▶ DIRECTIONS
Tally the lines that contain "SENESTE" and report the total alone.

|---|

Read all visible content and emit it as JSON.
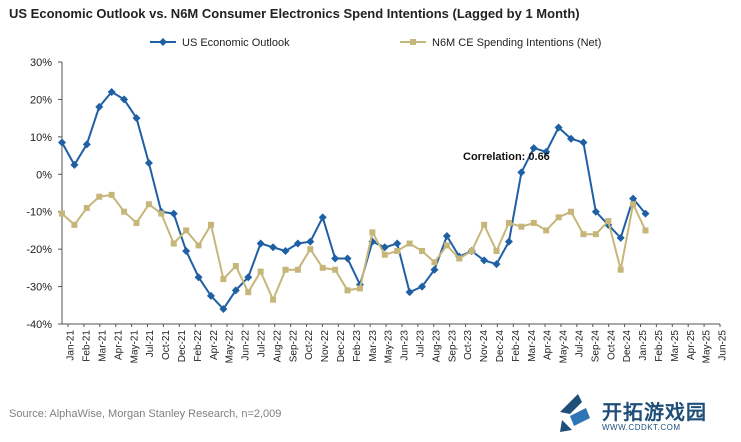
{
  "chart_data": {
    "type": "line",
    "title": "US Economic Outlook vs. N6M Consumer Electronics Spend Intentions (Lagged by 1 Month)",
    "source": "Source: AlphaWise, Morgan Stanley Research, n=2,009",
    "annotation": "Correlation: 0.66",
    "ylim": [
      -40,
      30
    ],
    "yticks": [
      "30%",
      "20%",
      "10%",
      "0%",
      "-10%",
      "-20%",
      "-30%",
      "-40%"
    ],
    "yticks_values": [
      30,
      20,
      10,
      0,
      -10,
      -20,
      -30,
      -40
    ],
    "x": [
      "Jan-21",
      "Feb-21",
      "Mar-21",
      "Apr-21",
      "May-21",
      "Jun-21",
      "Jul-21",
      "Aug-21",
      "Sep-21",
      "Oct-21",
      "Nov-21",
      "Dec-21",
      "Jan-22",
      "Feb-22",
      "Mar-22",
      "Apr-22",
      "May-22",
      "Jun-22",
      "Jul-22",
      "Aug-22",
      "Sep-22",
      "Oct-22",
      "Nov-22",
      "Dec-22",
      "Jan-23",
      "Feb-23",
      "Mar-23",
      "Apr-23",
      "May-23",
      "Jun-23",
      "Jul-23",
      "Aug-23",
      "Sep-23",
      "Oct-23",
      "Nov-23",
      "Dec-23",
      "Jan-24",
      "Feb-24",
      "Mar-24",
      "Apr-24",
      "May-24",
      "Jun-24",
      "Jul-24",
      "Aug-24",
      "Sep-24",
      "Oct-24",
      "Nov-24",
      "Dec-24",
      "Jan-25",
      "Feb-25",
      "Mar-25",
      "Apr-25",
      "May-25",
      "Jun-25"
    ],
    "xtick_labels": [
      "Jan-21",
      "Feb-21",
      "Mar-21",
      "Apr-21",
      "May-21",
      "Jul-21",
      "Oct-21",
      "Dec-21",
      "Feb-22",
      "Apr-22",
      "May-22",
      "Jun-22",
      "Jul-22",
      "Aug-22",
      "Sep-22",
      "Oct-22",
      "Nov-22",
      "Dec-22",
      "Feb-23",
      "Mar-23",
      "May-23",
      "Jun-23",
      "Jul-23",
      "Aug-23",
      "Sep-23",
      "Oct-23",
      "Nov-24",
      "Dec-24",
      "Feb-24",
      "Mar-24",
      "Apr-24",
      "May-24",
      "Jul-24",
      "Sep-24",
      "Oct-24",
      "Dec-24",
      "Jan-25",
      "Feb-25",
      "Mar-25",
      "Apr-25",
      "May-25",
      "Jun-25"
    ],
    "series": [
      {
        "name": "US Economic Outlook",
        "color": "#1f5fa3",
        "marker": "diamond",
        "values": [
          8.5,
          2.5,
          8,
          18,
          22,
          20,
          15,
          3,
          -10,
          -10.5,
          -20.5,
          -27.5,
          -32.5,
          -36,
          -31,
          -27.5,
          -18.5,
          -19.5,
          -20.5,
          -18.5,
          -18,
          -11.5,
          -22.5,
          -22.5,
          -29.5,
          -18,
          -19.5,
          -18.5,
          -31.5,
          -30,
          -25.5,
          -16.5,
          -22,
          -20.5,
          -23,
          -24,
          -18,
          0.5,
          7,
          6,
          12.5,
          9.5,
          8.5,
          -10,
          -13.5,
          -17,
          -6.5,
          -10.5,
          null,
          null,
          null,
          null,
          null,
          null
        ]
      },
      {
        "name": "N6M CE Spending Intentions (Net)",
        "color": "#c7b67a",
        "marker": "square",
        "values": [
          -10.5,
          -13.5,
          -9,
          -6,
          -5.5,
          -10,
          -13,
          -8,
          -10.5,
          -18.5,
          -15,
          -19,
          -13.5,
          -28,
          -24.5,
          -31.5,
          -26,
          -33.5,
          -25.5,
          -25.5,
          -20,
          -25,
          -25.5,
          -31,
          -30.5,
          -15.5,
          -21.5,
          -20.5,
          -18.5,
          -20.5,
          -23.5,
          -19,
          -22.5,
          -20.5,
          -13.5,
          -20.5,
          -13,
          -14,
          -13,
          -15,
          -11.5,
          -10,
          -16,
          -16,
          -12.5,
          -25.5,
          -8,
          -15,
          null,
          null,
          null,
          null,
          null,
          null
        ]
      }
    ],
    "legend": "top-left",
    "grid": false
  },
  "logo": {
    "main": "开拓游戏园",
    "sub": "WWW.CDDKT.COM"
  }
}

|---|

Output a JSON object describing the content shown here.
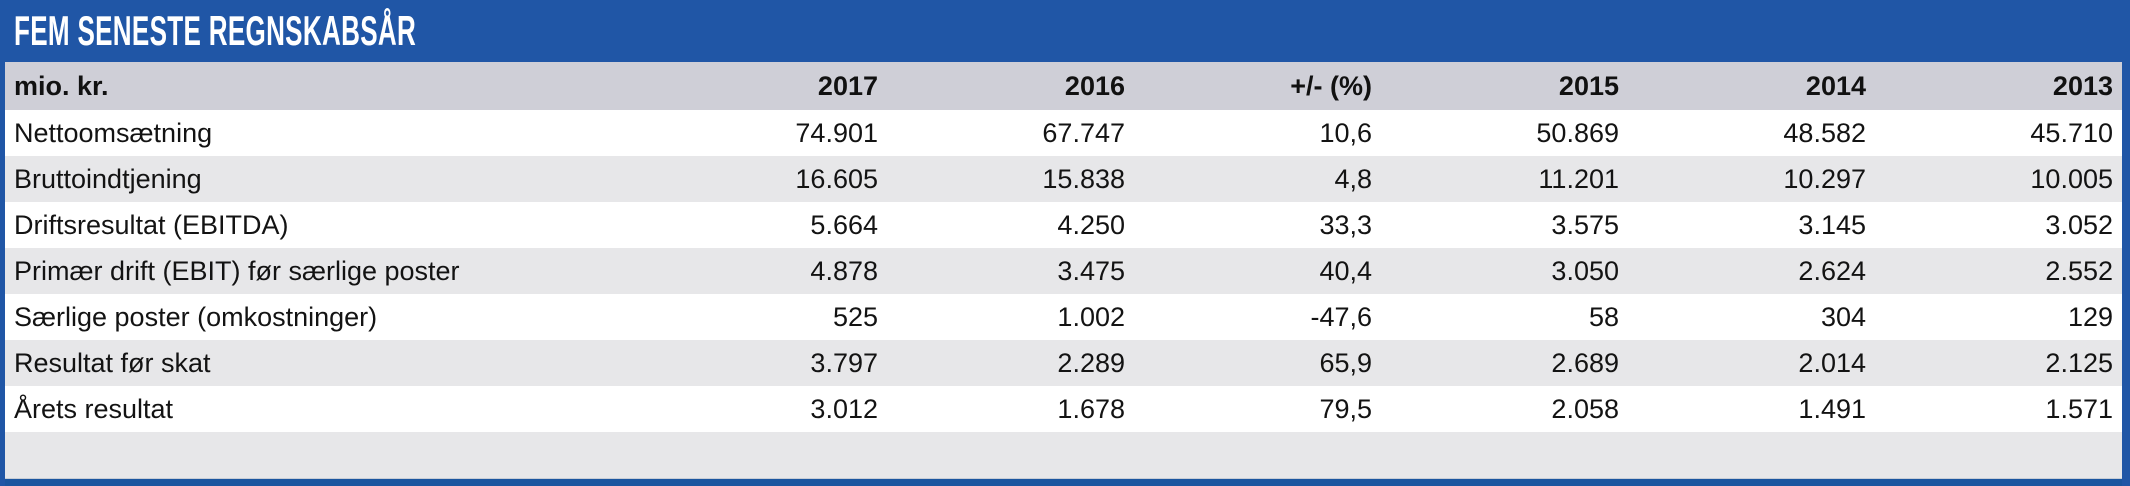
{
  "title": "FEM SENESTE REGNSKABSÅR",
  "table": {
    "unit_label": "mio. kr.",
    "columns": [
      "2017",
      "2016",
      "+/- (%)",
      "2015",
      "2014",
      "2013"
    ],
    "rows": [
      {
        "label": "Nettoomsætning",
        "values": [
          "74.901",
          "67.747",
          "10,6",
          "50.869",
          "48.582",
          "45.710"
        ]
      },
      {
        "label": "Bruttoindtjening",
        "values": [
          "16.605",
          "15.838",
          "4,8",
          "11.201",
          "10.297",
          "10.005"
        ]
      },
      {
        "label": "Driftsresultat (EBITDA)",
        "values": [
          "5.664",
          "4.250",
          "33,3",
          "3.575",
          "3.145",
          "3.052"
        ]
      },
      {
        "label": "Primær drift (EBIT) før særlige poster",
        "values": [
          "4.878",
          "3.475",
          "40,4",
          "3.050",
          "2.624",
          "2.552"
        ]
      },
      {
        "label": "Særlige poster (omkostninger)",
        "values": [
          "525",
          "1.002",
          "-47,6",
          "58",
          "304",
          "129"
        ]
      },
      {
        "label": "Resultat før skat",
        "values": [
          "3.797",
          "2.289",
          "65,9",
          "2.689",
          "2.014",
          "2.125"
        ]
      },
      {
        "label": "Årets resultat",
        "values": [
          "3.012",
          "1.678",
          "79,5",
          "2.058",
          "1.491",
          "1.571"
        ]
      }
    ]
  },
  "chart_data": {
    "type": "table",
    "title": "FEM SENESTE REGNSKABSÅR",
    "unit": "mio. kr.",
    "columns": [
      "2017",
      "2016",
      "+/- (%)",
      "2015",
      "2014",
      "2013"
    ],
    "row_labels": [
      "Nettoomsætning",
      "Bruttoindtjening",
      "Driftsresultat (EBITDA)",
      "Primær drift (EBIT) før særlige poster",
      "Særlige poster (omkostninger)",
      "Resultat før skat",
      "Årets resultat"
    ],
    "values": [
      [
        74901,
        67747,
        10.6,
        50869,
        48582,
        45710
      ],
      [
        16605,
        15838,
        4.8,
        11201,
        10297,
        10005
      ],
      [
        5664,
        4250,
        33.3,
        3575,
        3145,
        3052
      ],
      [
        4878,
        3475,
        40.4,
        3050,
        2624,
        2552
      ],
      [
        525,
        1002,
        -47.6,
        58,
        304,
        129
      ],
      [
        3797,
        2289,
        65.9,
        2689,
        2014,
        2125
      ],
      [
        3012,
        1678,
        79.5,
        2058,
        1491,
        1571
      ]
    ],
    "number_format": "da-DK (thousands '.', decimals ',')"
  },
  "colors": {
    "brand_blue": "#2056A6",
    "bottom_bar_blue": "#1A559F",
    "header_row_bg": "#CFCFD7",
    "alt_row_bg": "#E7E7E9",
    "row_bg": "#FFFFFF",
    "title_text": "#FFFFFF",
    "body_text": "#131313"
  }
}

|---|

▶ ANSWER IN FULL
2